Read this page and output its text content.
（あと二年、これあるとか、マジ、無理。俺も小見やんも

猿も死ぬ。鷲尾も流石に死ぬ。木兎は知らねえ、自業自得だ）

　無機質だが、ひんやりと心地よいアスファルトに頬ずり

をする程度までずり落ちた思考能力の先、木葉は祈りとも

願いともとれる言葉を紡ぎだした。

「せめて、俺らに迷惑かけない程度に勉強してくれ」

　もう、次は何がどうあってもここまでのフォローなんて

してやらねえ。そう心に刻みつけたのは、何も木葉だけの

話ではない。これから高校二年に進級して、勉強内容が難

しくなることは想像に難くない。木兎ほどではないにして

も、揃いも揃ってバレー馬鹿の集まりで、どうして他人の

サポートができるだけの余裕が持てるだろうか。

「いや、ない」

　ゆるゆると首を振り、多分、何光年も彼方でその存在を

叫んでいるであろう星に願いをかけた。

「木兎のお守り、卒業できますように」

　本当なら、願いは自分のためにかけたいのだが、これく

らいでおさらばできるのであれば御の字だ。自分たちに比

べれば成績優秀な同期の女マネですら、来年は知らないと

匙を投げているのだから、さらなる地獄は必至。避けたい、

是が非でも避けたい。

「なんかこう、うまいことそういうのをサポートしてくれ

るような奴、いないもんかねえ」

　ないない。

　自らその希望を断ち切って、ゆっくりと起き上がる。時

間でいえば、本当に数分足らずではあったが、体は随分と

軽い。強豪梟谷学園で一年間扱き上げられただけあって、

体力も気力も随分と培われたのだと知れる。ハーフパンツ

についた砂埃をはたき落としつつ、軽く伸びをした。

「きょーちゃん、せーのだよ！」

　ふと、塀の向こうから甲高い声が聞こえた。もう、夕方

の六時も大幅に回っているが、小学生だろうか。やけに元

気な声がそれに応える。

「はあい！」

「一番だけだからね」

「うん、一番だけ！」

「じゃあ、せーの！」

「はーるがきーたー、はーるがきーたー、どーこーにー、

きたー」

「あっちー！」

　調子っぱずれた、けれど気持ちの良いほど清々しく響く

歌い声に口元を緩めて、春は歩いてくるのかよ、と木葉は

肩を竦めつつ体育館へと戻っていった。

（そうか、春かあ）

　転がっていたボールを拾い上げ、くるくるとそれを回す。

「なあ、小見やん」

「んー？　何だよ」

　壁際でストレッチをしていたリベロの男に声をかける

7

┄┄┄┄┄┄┄┄┄┄┄┄┄┄┄┄┄┄┄┄

Aim: Retype the entries one by one, exactly.

The output:
Read this page and output its text content.
（あと二年、これあるとか、マジ、無理。俺も小見やんも

猿も死ぬ。鷲尾も流石に死ぬ。木兎は知らねえ、自業自得だ）

　無機質だが、ひんやりと心地よいアスファルトに頬ずり

をする程度までずり落ちた思考能力の先、木葉は祈りとも

願いともとれる言葉を紡ぎだした。

「せめて、俺らに迷惑かけない程度に勉強してくれ」

　もう、次は何がどうあってもここまでのフォローなんて

してやらねえ。そう心に刻みつけたのは、何も木葉だけの

話ではない。これから高校二年に進級して、勉強内容が難

しくなることは想像に難くない。木兎ほどではないにして

も、揃いも揃ってバレー馬鹿の集まりで、どうして他人の

サポートができるだけの余裕が持てるだろうか。

「いや、ない」

　ゆるゆると首を振り、多分、何光年も彼方でその存在を

叫んでいるであろう星に願いをかけた。

「木兎のお守り、卒業できますように」

　本当なら、願いは自分のためにかけたいのだが、これく

らいでおさらばできるのであれば御の字だ。自分たちに比

べれば成績優秀な同期の女マネですら、来年は知らないと

匙を投げているのだから、さらなる地獄は必至。避けたい、

是が非でも避けたい。

「なんかこう、うまいことそういうのをサポートしてくれ

るような奴、いないもんかねえ」

　ないない。

　自らその希望を断ち切って、ゆっくりと起き上がる。時

間でいえば、本当に数分足らずではあったが、体は随分と

軽い。強豪梟谷学園で一年間扱き上げられただけあって、

体力も気力も随分と培われたのだと知れる。ハーフパンツ

についた砂埃をはたき落としつつ、軽く伸びをした。

「きょーちゃん、せーのだよ！」

　ふと、塀の向こうから甲高い声が聞こえた。もう、夕方

の六時も大幅に回っているが、小学生だろうか。やけに元

気な声がそれに応える。

「はあい！」

「一番だけだからね」

「うん、一番だけ！」

「じゃあ、せーの！」

「はーるがきーたー、はーるがきーたー、どーこーにー、

きたー」

「あっちー！」

　調子っぱずれた、けれど気持ちの良いほど清々しく響く

歌い声に口元を緩めて、春は歩いてくるのかよ、と木葉は

肩を竦めつつ体育館へと戻っていった。

（そうか、春かあ）

　転がっていたボールを拾い上げ、くるくるとそれを回す。

「なあ、小見やん」

「んー？　何だよ」

　壁際でストレッチをしていたリベロの男に声をかける

7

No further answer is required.